### TO DO
Find the lines below that contain the string "distance". Copy each one.

— START INPUT MATERIAL —

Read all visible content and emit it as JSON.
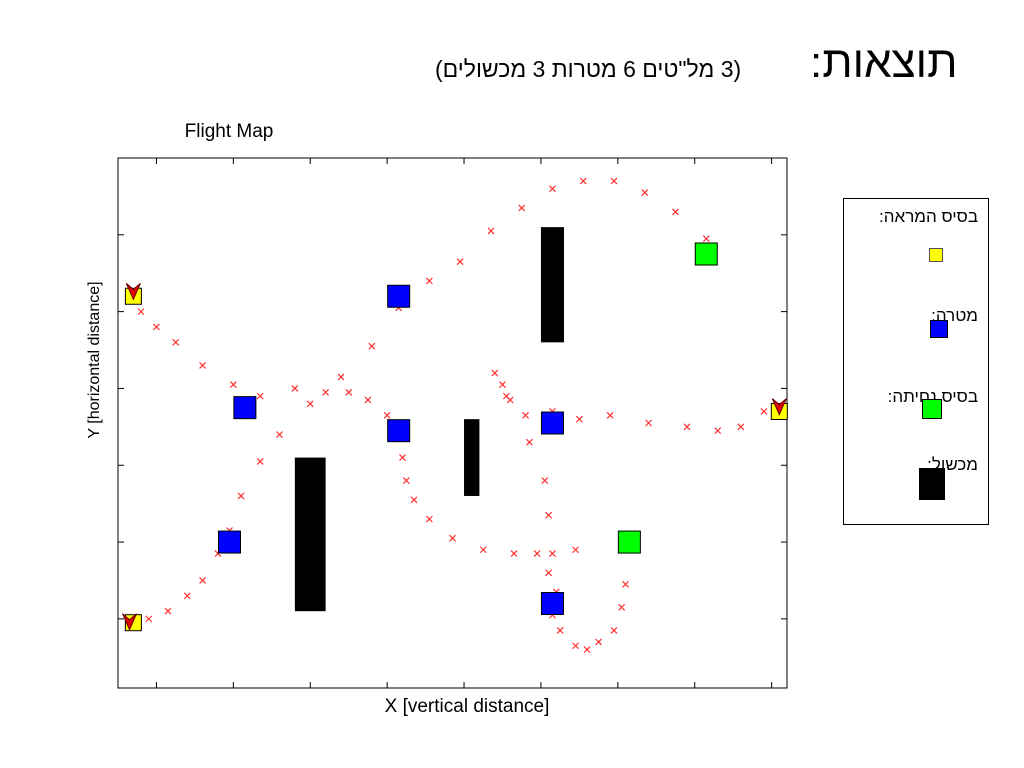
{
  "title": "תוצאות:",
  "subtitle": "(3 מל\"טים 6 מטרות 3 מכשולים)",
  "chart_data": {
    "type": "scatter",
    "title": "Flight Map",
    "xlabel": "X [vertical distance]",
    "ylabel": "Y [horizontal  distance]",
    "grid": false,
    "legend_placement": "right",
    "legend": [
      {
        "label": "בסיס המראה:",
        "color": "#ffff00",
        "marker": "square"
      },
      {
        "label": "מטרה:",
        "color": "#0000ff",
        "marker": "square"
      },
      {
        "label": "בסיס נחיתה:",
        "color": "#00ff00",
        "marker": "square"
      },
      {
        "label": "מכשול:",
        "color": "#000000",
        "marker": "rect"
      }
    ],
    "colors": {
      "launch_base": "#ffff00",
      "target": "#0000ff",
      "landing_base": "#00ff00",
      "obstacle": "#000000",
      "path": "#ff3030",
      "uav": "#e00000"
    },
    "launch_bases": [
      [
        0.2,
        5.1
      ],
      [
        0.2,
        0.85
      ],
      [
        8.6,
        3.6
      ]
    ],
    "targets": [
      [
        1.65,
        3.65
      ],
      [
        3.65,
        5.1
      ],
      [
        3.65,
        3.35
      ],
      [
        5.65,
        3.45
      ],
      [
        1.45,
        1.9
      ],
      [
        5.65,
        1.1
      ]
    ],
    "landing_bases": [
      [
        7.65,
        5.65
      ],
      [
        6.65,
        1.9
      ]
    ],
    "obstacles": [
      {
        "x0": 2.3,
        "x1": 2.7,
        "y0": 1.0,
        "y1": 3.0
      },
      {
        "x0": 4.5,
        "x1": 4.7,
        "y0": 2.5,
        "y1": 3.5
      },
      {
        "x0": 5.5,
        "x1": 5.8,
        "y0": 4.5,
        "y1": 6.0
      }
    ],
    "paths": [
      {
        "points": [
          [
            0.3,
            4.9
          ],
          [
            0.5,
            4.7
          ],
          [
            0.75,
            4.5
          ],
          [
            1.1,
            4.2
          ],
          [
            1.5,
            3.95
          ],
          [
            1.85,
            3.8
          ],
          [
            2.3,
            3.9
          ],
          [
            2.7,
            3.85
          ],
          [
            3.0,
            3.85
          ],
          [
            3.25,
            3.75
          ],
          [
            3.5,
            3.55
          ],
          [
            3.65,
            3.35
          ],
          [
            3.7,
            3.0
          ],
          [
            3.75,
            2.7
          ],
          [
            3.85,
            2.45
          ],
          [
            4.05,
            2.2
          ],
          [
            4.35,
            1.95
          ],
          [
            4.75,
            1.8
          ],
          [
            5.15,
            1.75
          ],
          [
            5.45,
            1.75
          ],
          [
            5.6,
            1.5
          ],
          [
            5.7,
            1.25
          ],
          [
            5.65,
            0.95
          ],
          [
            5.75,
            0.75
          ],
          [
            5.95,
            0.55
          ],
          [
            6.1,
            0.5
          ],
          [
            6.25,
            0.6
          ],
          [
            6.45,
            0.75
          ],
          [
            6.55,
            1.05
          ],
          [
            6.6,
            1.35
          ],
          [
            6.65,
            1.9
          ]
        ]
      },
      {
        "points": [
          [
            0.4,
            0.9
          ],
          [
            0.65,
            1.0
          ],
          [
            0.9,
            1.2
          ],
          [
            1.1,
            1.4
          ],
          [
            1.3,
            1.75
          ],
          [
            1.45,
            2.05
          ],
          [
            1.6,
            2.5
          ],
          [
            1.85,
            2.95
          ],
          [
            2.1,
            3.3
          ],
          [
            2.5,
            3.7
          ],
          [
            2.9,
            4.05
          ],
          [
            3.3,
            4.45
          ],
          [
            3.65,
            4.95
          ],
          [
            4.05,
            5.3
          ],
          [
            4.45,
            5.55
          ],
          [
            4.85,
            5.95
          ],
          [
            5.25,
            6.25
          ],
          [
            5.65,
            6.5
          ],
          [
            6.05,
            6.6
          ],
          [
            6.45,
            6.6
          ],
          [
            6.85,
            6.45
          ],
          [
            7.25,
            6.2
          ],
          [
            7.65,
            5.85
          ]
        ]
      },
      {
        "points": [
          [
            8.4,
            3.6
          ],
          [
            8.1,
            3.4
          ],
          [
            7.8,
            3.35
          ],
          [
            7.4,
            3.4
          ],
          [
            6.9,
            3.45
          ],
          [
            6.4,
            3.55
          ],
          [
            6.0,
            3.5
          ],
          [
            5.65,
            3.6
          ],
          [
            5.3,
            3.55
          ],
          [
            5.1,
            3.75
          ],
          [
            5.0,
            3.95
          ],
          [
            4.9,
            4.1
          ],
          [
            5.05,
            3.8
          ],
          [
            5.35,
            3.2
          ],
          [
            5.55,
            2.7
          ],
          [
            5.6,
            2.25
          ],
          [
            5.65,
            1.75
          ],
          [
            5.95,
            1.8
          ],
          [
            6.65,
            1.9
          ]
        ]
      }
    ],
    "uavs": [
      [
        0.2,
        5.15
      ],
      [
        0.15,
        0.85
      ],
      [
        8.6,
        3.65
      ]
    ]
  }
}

— END INPUT MATERIAL —

### RESULT
    "xlabel": "X [vertical distance]",
    "ylabel": "Y [horizontal  distance]",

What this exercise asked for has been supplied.